* WHAT IS BEING ASKED: Repeat every entry word for word, but leave the images out of your copy.

* DATA FOR PROCESSING:
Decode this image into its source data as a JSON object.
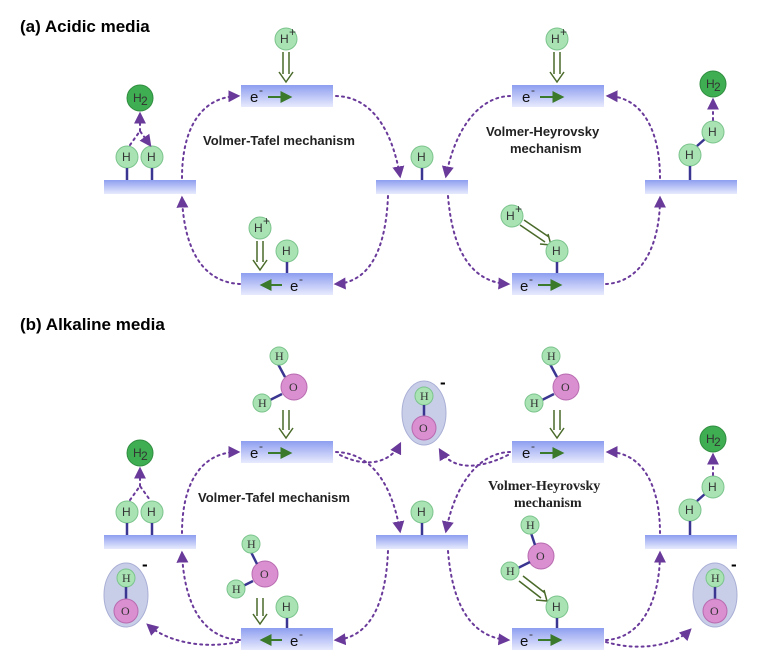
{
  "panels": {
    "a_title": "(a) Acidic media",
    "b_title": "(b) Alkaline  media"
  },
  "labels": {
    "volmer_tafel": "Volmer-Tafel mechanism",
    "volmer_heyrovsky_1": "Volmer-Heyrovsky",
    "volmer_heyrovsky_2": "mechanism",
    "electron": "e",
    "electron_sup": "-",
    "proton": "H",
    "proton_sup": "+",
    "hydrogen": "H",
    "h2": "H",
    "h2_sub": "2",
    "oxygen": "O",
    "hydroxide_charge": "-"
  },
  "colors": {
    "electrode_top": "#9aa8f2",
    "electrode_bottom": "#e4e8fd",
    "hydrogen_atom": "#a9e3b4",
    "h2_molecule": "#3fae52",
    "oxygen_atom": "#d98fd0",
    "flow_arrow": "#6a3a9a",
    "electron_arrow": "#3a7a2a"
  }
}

* WRITTEN REPLY:
Decode this image into its source data as a JSON object.
{
  "panels": {
    "a_title": "(a) Acidic media",
    "b_title": "(b) Alkaline  media"
  },
  "labels": {
    "volmer_tafel": "Volmer-Tafel mechanism",
    "volmer_heyrovsky_1": "Volmer-Heyrovsky",
    "volmer_heyrovsky_2": "mechanism",
    "electron": "e",
    "electron_sup": "-",
    "proton": "H",
    "proton_sup": "+",
    "hydrogen": "H",
    "h2": "H",
    "h2_sub": "2",
    "oxygen": "O",
    "hydroxide_charge": "-"
  },
  "colors": {
    "electrode_top": "#9aa8f2",
    "electrode_bottom": "#e4e8fd",
    "hydrogen_atom": "#a9e3b4",
    "h2_molecule": "#3fae52",
    "oxygen_atom": "#d98fd0",
    "flow_arrow": "#6a3a9a",
    "electron_arrow": "#3a7a2a"
  }
}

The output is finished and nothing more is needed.